(SET PROBLEM) Count the lines below that include the word "name" and write that number alone.

··· INFORMATION SUPPLIED ···

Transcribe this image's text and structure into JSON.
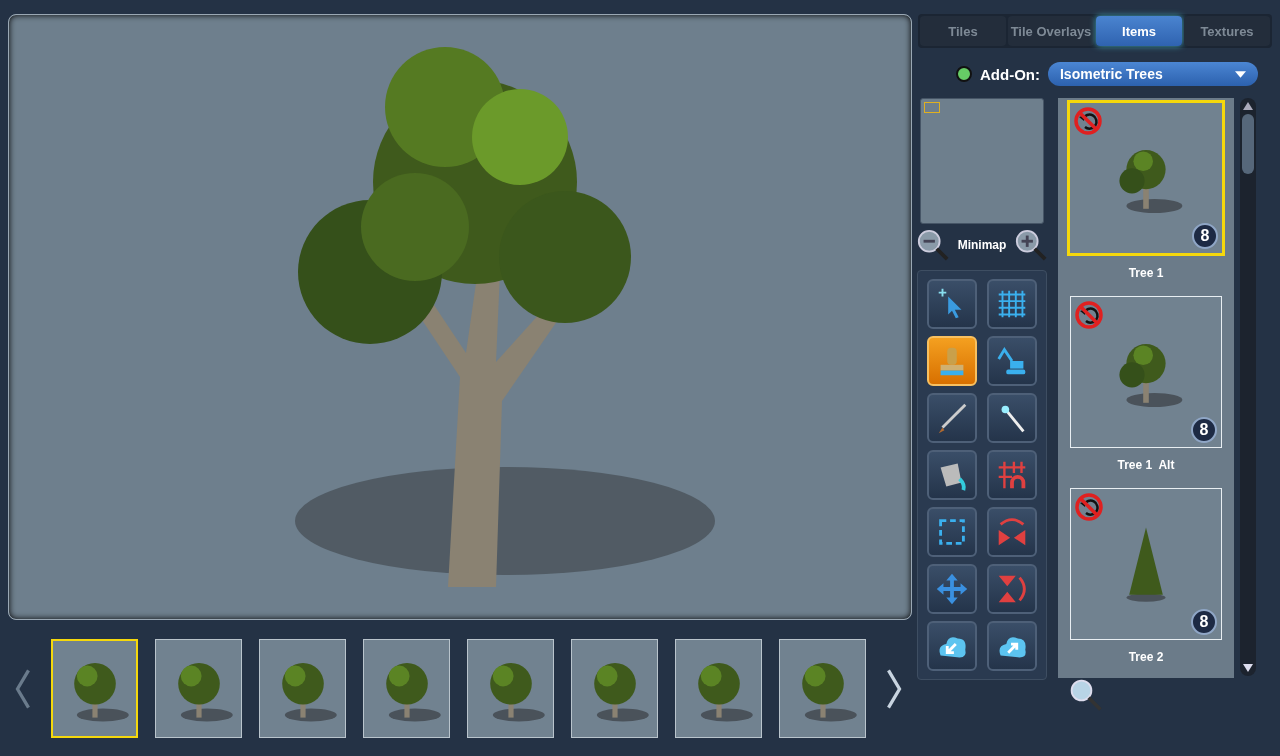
{
  "tabs": [
    {
      "label": "Tiles",
      "selected": false
    },
    {
      "label": "Tile Overlays",
      "selected": false
    },
    {
      "label": "Items",
      "selected": true
    },
    {
      "label": "Textures",
      "selected": false
    }
  ],
  "addon": {
    "label": "Add-On:",
    "value": "Isometric Trees",
    "on": true
  },
  "minimap": {
    "label": "Minimap"
  },
  "tools": [
    {
      "kind": "select",
      "selected": false
    },
    {
      "kind": "grid",
      "selected": false
    },
    {
      "kind": "stamp",
      "selected": true
    },
    {
      "kind": "excavator",
      "selected": false
    },
    {
      "kind": "brush",
      "selected": false
    },
    {
      "kind": "wand",
      "selected": false
    },
    {
      "kind": "bucket",
      "selected": false
    },
    {
      "kind": "grid-magnet",
      "selected": false
    },
    {
      "kind": "marquee",
      "selected": false
    },
    {
      "kind": "flip-horizontal",
      "selected": false
    },
    {
      "kind": "move",
      "selected": false
    },
    {
      "kind": "flip-vertical",
      "selected": false
    },
    {
      "kind": "import",
      "selected": false
    },
    {
      "kind": "export",
      "selected": false
    }
  ],
  "items": [
    {
      "name": "Tree 1",
      "badge": "8",
      "kind": "broadleaf",
      "selected": true
    },
    {
      "name": "Tree 1  Alt",
      "badge": "8",
      "kind": "broadleaf",
      "selected": false
    },
    {
      "name": "Tree 2",
      "badge": "8",
      "kind": "conifer",
      "selected": false
    }
  ],
  "thumbnails": [
    {
      "selected": true
    },
    {
      "selected": false
    },
    {
      "selected": false
    },
    {
      "selected": false
    },
    {
      "selected": false
    },
    {
      "selected": false
    },
    {
      "selected": false
    },
    {
      "selected": false
    }
  ]
}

···

(RESPONSE TO THIS TASK) 3